_Required work_
Sort through the entries below and pull out lines containing the word "title".

_Material supplied_
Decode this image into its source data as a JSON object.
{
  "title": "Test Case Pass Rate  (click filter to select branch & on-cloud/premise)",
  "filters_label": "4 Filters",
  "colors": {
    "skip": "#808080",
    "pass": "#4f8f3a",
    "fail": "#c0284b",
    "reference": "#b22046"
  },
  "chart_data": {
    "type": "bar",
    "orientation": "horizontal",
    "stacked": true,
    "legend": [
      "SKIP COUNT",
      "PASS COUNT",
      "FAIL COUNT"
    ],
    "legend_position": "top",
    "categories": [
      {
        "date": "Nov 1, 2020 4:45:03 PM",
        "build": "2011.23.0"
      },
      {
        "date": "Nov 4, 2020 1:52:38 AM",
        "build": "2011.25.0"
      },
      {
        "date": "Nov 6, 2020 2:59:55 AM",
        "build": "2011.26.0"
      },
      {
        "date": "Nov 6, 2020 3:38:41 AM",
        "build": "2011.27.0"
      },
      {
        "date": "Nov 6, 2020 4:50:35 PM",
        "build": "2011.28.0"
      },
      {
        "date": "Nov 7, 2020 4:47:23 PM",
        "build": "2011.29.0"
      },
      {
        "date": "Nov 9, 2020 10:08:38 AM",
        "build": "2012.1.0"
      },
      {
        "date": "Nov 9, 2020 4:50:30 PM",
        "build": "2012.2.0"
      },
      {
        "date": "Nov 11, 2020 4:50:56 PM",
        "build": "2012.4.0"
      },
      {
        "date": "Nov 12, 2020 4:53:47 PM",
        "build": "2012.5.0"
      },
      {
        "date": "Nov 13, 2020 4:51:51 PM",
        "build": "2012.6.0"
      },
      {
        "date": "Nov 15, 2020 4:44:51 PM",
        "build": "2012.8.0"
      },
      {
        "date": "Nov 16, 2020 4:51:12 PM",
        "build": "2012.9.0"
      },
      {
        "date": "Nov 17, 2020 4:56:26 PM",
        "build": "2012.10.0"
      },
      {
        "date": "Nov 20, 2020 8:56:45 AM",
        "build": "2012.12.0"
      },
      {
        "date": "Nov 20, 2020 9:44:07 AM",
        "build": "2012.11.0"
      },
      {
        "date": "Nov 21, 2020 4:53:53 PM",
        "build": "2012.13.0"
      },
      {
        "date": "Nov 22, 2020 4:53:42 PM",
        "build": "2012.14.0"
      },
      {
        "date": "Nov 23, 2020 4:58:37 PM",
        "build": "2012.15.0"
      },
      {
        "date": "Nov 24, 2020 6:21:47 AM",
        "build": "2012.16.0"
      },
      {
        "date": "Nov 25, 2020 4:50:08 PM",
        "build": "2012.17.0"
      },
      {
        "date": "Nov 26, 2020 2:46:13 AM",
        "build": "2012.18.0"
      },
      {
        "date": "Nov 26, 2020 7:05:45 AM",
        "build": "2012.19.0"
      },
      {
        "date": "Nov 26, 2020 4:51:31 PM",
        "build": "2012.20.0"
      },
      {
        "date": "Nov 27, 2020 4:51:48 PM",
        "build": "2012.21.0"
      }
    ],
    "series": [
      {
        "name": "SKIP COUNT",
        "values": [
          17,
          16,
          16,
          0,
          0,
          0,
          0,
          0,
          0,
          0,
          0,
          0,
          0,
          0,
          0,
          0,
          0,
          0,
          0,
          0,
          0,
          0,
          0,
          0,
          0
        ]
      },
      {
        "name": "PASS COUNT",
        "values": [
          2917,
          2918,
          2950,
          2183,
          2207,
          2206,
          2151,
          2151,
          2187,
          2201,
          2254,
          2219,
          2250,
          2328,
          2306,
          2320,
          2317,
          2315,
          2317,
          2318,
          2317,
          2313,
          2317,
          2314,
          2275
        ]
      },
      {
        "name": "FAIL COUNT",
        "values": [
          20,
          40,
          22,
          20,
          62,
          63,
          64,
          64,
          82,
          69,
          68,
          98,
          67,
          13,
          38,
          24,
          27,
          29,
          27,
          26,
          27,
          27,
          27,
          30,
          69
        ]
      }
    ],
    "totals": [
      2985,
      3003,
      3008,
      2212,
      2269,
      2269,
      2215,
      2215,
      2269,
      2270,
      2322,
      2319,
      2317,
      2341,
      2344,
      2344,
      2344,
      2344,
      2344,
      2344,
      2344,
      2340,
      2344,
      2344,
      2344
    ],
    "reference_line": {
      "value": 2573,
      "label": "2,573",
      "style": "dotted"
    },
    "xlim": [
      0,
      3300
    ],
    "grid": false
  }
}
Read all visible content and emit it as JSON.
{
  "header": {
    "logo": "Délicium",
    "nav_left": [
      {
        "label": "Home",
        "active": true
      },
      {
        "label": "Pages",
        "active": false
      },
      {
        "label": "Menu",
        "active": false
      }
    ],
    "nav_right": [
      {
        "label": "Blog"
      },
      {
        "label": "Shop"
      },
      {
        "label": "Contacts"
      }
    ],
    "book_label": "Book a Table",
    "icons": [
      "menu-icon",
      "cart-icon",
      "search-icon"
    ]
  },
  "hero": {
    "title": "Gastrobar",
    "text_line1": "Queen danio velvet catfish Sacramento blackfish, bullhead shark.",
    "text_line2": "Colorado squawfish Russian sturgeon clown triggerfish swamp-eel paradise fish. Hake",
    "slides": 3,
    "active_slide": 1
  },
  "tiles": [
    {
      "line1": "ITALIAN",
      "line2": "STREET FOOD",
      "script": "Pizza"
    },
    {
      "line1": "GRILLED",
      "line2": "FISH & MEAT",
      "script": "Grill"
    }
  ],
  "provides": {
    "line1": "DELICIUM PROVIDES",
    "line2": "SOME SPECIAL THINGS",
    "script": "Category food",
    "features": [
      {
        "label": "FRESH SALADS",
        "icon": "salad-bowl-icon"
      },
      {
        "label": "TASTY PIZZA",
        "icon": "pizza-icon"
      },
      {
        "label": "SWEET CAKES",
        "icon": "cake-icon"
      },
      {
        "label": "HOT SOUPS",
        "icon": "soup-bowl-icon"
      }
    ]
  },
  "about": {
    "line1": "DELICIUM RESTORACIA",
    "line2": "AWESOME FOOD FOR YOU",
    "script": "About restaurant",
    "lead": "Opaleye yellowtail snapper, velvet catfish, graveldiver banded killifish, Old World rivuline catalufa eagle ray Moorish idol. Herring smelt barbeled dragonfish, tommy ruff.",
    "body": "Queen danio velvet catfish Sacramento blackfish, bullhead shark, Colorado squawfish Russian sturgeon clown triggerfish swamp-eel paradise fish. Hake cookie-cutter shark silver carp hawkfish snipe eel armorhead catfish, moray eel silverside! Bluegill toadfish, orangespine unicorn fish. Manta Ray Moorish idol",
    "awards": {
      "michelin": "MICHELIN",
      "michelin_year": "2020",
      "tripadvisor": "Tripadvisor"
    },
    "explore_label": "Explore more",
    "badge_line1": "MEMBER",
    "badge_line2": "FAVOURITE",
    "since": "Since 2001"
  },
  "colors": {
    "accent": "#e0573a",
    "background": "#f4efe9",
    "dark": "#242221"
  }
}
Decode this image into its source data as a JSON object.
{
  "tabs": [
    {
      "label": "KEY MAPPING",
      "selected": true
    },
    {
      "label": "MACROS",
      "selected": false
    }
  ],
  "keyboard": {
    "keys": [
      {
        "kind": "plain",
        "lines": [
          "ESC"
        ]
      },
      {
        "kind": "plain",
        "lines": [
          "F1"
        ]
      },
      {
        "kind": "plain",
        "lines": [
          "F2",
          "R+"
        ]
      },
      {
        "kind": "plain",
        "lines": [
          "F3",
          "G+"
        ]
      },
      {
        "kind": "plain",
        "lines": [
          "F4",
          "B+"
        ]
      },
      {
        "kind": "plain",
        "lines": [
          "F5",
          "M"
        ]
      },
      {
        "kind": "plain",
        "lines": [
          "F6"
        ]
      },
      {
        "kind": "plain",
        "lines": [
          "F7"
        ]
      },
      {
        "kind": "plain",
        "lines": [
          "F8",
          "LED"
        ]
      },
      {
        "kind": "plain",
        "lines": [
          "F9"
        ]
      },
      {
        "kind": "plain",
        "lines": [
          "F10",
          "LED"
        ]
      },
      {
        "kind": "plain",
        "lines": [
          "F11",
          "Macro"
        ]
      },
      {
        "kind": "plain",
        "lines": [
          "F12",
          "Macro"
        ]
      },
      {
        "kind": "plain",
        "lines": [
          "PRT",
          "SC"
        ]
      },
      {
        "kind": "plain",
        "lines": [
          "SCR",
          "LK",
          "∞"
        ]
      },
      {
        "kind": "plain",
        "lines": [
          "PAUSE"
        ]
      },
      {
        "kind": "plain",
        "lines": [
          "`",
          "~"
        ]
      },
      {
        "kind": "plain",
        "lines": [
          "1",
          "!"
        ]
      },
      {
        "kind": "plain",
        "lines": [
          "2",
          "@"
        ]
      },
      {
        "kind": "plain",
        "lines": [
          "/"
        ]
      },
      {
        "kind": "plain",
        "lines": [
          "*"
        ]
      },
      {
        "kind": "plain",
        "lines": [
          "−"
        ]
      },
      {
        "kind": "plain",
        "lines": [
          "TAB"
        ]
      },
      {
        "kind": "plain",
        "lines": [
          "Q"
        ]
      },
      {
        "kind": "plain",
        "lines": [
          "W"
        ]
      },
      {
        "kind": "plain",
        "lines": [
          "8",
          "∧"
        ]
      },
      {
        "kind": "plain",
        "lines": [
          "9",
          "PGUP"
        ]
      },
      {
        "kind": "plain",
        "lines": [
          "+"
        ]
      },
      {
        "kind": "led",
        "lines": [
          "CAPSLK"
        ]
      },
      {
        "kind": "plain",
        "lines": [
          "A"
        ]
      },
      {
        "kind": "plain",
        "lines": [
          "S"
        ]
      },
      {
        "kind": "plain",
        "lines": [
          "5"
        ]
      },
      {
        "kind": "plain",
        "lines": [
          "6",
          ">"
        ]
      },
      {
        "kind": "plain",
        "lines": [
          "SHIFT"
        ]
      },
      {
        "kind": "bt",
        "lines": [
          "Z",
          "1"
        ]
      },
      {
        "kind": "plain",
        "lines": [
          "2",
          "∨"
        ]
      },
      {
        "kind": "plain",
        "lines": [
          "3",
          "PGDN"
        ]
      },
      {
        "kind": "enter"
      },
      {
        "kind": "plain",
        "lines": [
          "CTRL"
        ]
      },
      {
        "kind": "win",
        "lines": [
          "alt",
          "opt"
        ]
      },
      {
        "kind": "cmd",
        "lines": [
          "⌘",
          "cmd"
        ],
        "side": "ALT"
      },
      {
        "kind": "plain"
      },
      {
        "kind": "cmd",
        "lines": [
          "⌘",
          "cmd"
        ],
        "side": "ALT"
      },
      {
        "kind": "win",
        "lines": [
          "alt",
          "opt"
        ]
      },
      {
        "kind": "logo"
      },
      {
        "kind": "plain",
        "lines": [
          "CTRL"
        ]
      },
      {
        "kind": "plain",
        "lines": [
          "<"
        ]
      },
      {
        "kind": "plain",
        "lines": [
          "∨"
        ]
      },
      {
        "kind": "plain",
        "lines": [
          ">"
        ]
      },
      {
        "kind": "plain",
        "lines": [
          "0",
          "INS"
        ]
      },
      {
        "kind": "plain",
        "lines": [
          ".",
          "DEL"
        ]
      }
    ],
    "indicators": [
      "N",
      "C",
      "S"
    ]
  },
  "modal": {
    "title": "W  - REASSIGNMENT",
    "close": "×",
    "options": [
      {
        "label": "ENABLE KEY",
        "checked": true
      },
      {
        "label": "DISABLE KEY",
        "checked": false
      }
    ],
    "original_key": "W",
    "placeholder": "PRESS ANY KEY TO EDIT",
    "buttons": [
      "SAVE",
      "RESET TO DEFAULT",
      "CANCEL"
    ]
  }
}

_Worked answer_
  "title": "Test Case Pass Rate  (click filter to select branch & on-cloud/premise)",
    "title": "Gastrobar",
    "title": "W  - REASSIGNMENT",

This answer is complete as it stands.